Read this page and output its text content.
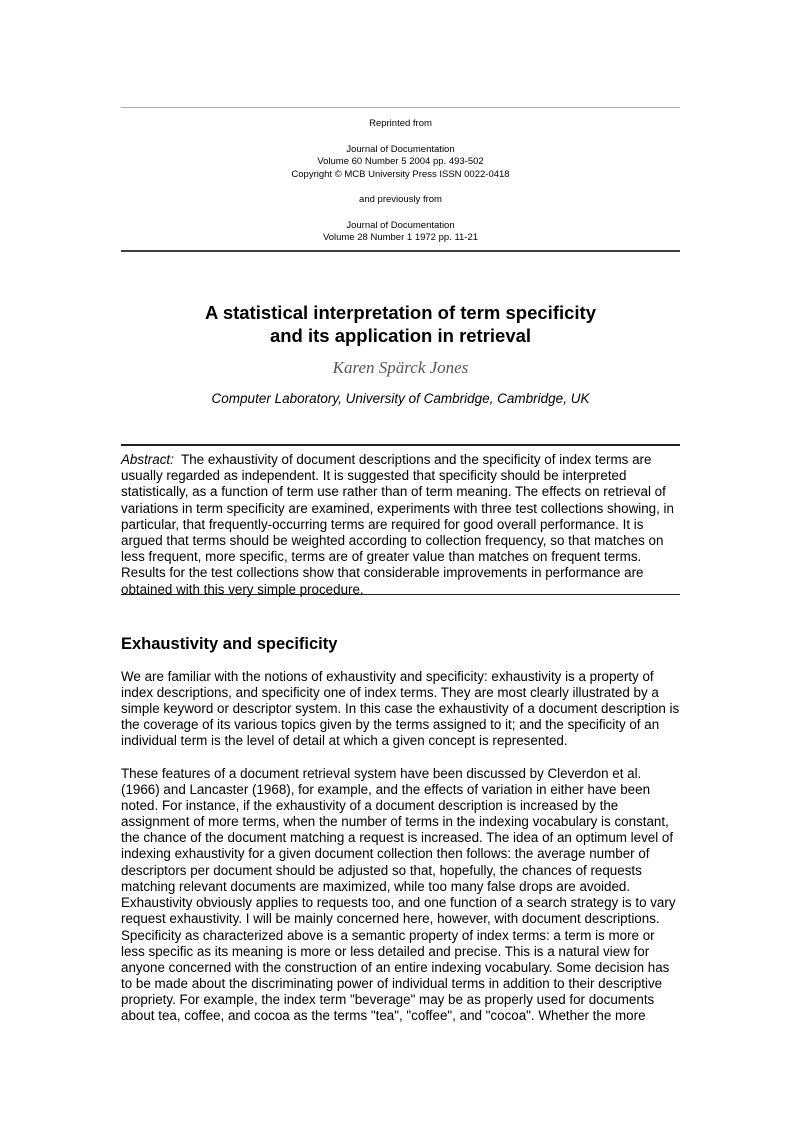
Reprinted from
Journal of Documentation
Volume 60 Number 5 2004 pp. 493-502
Copyright © MCB University Press ISSN 0022-0418
and previously from
Journal of Documentation
Volume 28 Number 1 1972 pp. 11-21
A statistical interpretation of term specificity
and its application in retrieval
Karen Spärck Jones
Computer Laboratory, University of Cambridge, Cambridge, UK

Abstract: The exhaustivity of document descriptions and the specificity of index terms are usually regarded as independent. It is suggested that specificity should be interpreted statistically, as a function of term use rather than of term meaning. The effects on retrieval of variations in term specificity are examined, experiments with three test collections showing, in particular, that frequently-occurring terms are required for good overall performance. It is argued that terms should be weighted according to collection frequency, so that matches on less frequent, more specific, terms are of greater value than matches on frequent terms. Results for the test collections show that considerable improvements in performance are obtained with this very simple procedure.

Exhaustivity and specificity

We are familiar with the notions of exhaustivity and specificity: exhaustivity is a property of index descriptions, and specificity one of index terms. They are most clearly illustrated by a simple keyword or descriptor system. In this case the exhaustivity of a document description is the coverage of its various topics given by the terms assigned to it; and the specificity of an individual term is the level of detail at which a given concept is represented.

These features of a document retrieval system have been discussed by Cleverdon et al. (1966) and Lancaster (1968), for example, and the effects of variation in either have been noted. For instance, if the exhaustivity of a document description is increased by the assignment of more terms, when the number of terms in the indexing vocabulary is constant, the chance of the document matching a request is increased. The idea of an optimum level of indexing exhaustivity for a given document collection then follows: the average number of descriptors per document should be adjusted so that, hopefully, the chances of requests matching relevant documents are maximized, while too many false drops are avoided. Exhaustivity obviously applies to requests too, and one function of a search strategy is to vary request exhaustivity. I will be mainly concerned here, however, with document descriptions.

Specificity as characterized above is a semantic property of index terms: a term is more or less specific as its meaning is more or less detailed and precise. This is a natural view for anyone concerned with the construction of an entire indexing vocabulary. Some decision has to be made about the discriminating power of individual terms in addition to their descriptive propriety. For example, the index term "beverage" may be as properly used for documents about tea, coffee, and cocoa as the terms "tea", "coffee", and "cocoa". Whether the more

---

- Instructions for the task
Repeat each record exactly, with the pictures left out.

- Answer below
Read this page and output its text content.
Reprinted from
Journal of Documentation
Volume 60 Number 5 2004 pp. 493-502
Copyright © MCB University Press ISSN 0022-0418
and previously from
Journal of Documentation
Volume 28 Number 1 1972 pp. 11-21
A statistical interpretation of term specificity
and its application in retrieval
Karen Spärck Jones
Computer Laboratory, University of Cambridge, Cambridge, UK

Abstract: The exhaustivity of document descriptions and the specificity of index terms are usually regarded as independent. It is suggested that specificity should be interpreted statistically, as a function of term use rather than of term meaning. The effects on retrieval of variations in term specificity are examined, experiments with three test collections showing, in particular, that frequently-occurring terms are required for good overall performance. It is argued that terms should be weighted according to collection frequency, so that matches on less frequent, more specific, terms are of greater value than matches on frequent terms. Results for the test collections show that considerable improvements in performance are obtained with this very simple procedure.

Exhaustivity and specificity

We are familiar with the notions of exhaustivity and specificity: exhaustivity is a property of index descriptions, and specificity one of index terms. They are most clearly illustrated by a simple keyword or descriptor system. In this case the exhaustivity of a document description is the coverage of its various topics given by the terms assigned to it; and the specificity of an individual term is the level of detail at which a given concept is represented.

These features of a document retrieval system have been discussed by Cleverdon et al. (1966) and Lancaster (1968), for example, and the effects of variation in either have been noted. For instance, if the exhaustivity of a document description is increased by the assignment of more terms, when the number of terms in the indexing vocabulary is constant, the chance of the document matching a request is increased. The idea of an optimum level of indexing exhaustivity for a given document collection then follows: the average number of descriptors per document should be adjusted so that, hopefully, the chances of requests matching relevant documents are maximized, while too many false drops are avoided. Exhaustivity obviously applies to requests too, and one function of a search strategy is to vary request exhaustivity. I will be mainly concerned here, however, with document descriptions.

Specificity as characterized above is a semantic property of index terms: a term is more or less specific as its meaning is more or less detailed and precise. This is a natural view for anyone concerned with the construction of an entire indexing vocabulary. Some decision has to be made about the discriminating power of individual terms in addition to their descriptive propriety. For example, the index term "beverage" may be as properly used for documents about tea, coffee, and cocoa as the terms "tea", "coffee", and "cocoa". Whether the more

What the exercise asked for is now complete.